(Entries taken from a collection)
= = =

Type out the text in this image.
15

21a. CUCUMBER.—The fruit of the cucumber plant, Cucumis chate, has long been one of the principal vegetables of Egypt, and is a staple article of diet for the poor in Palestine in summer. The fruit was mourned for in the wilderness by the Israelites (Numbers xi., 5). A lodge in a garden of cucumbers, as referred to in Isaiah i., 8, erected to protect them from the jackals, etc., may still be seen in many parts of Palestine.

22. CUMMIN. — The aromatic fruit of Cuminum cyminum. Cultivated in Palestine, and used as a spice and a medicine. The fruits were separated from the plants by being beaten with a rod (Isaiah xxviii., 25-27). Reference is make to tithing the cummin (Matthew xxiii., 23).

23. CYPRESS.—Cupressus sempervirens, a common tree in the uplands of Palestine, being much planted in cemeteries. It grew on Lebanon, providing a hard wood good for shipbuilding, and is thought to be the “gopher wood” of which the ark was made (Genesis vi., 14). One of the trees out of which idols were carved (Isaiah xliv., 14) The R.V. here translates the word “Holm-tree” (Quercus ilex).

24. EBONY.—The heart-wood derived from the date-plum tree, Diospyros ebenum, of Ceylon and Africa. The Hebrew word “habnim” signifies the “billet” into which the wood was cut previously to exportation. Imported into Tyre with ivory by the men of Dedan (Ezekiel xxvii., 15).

= = =

EXERCISE REQUIREMENTS. Reproduce every record that appears above, keeping the wording exact.

ANSWER FOR THIS EXERCISE.
Type out the text in this image.
15

21a. CUCUMBER.—The fruit of the cucumber plant, Cucumis chate, has long been one of the principal vegetables of Egypt, and is a staple article of diet for the poor in Palestine in summer. The fruit was mourned for in the wilderness by the Israelites (Numbers xi., 5). A lodge in a garden of cucumbers, as referred to in Isaiah i., 8, erected to protect them from the jackals, etc., may still be seen in many parts of Palestine.

22. CUMMIN. — The aromatic fruit of Cuminum cyminum. Cultivated in Palestine, and used as a spice and a medicine. The fruits were separated from the plants by being beaten with a rod (Isaiah xxviii., 25-27). Reference is make to tithing the cummin (Matthew xxiii., 23).

23. CYPRESS.—Cupressus sempervirens, a common tree in the uplands of Palestine, being much planted in cemeteries. It grew on Lebanon, providing a hard wood good for shipbuilding, and is thought to be the “gopher wood” of which the ark was made (Genesis vi., 14). One of the trees out of which idols were carved (Isaiah xliv., 14) The R.V. here translates the word “Holm-tree” (Quercus ilex).

24. EBONY.—The heart-wood derived from the date-plum tree, Diospyros ebenum, of Ceylon and Africa. The Hebrew word “habnim” signifies the “billet” into which the wood was cut previously to exportation. Imported into Tyre with ivory by the men of Dedan (Ezekiel xxvii., 15).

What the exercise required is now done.